## What is expected
Pull out every line below that contains the word "JSON".

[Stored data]
*-*-*

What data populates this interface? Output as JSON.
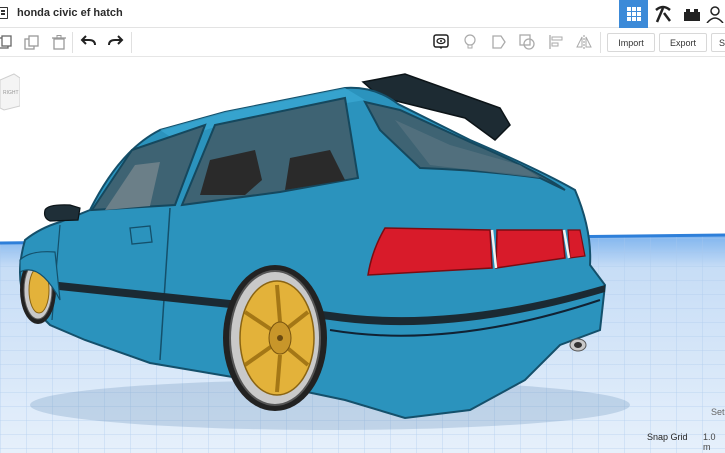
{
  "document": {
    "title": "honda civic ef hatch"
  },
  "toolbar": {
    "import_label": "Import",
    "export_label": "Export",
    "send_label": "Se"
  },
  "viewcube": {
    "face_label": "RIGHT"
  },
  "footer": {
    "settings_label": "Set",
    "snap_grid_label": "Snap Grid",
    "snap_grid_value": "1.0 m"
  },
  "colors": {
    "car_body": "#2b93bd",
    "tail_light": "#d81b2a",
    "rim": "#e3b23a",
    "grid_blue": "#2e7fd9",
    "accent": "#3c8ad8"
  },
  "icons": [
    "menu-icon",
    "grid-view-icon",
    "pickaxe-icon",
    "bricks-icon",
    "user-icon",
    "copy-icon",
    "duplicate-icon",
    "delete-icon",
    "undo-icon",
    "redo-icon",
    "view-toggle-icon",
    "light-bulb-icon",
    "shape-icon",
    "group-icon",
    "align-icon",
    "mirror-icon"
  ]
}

*-*-*

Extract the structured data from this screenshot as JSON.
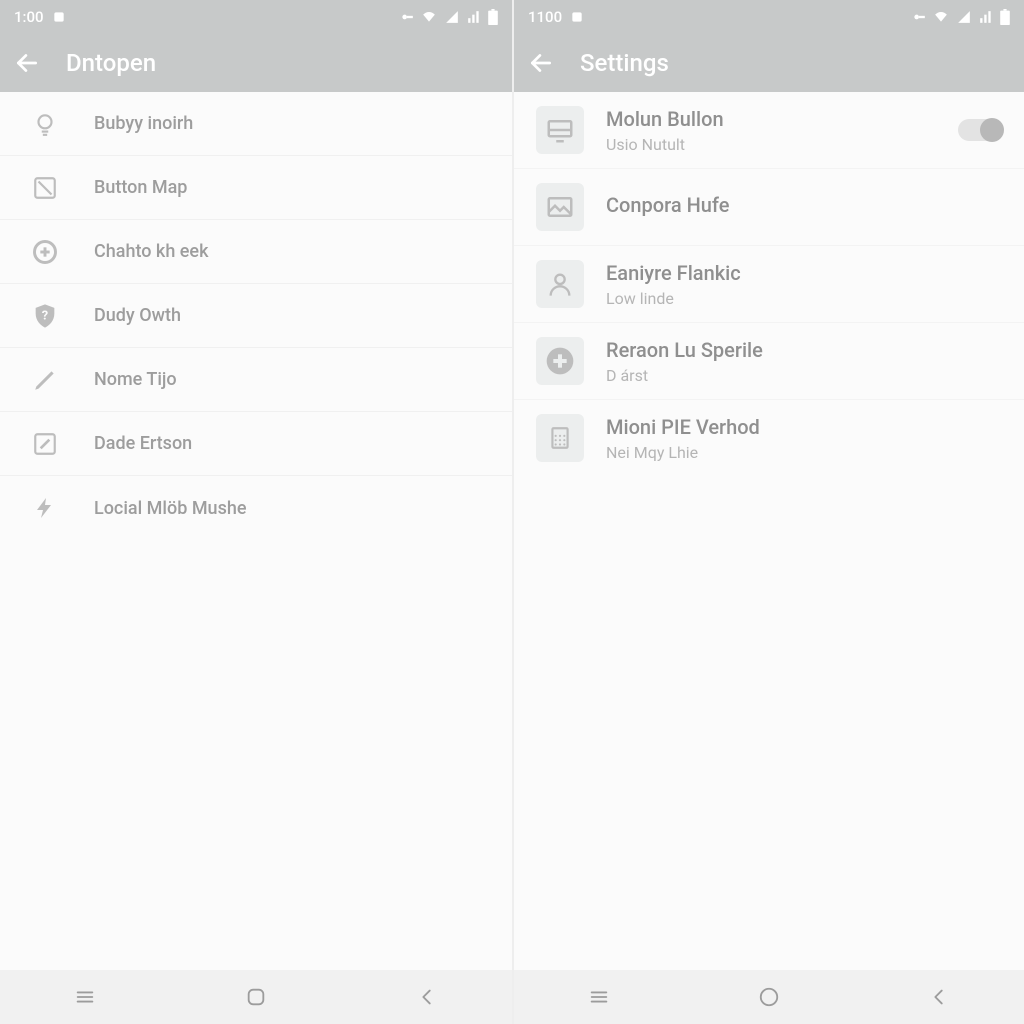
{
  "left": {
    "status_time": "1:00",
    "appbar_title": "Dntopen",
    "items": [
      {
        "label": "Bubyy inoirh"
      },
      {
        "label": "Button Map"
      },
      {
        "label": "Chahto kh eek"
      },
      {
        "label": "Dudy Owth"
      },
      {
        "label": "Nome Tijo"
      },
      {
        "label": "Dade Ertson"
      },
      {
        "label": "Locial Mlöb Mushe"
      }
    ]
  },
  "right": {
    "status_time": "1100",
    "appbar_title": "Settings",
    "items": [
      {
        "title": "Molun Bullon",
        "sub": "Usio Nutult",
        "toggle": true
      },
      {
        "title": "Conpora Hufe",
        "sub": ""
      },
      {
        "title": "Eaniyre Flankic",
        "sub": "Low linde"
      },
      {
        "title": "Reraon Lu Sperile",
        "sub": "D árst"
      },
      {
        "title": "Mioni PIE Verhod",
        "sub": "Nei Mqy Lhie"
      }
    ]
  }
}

*-*-*

## Exercise solution
What data populates this interface? Output as JSON.
Extract the structured data from this screenshot as JSON.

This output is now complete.